#### [TASK STATEMENT]
Give only the number of lines in the listing below where the string "JSON" occurs.

+ + + + +

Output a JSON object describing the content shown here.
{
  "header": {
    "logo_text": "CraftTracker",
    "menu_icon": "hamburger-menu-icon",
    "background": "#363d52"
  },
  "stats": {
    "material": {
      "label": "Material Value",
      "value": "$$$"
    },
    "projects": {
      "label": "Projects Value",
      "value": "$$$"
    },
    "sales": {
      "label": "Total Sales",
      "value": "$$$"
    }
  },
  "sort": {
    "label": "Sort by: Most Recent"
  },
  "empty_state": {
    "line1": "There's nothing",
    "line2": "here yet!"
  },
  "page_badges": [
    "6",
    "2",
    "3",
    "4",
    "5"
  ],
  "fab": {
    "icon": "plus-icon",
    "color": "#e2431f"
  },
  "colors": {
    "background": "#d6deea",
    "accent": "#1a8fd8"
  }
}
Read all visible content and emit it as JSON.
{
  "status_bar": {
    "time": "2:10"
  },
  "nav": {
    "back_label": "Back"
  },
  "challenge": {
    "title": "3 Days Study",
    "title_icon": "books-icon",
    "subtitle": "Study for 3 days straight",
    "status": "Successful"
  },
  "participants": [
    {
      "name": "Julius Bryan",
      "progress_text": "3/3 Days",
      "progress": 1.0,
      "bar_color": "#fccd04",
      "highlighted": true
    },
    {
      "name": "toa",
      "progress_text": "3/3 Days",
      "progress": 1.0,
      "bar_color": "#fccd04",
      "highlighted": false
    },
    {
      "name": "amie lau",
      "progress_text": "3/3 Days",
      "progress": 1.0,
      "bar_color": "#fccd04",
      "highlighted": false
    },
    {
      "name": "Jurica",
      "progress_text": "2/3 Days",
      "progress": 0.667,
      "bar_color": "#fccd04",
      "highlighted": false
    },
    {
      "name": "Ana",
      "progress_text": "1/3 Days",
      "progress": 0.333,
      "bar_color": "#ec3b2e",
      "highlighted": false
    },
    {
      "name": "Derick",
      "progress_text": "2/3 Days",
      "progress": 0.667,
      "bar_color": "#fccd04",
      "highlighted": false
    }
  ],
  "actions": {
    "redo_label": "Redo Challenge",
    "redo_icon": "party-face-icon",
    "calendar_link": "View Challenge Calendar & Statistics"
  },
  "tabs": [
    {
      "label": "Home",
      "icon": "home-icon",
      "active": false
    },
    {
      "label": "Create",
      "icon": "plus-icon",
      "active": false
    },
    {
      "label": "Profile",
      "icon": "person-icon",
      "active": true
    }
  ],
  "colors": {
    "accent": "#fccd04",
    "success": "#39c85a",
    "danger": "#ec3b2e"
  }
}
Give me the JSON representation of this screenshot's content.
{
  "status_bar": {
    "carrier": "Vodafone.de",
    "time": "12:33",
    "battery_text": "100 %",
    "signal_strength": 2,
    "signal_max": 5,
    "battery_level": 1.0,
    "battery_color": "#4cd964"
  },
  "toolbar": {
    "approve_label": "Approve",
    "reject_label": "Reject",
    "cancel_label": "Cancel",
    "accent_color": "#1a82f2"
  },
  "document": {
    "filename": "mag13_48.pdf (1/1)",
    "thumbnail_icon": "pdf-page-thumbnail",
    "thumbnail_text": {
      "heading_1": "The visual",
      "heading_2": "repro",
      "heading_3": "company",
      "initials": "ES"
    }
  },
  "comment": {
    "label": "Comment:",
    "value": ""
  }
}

+ + + + +

#### [ANSWER TO THE TASK]
3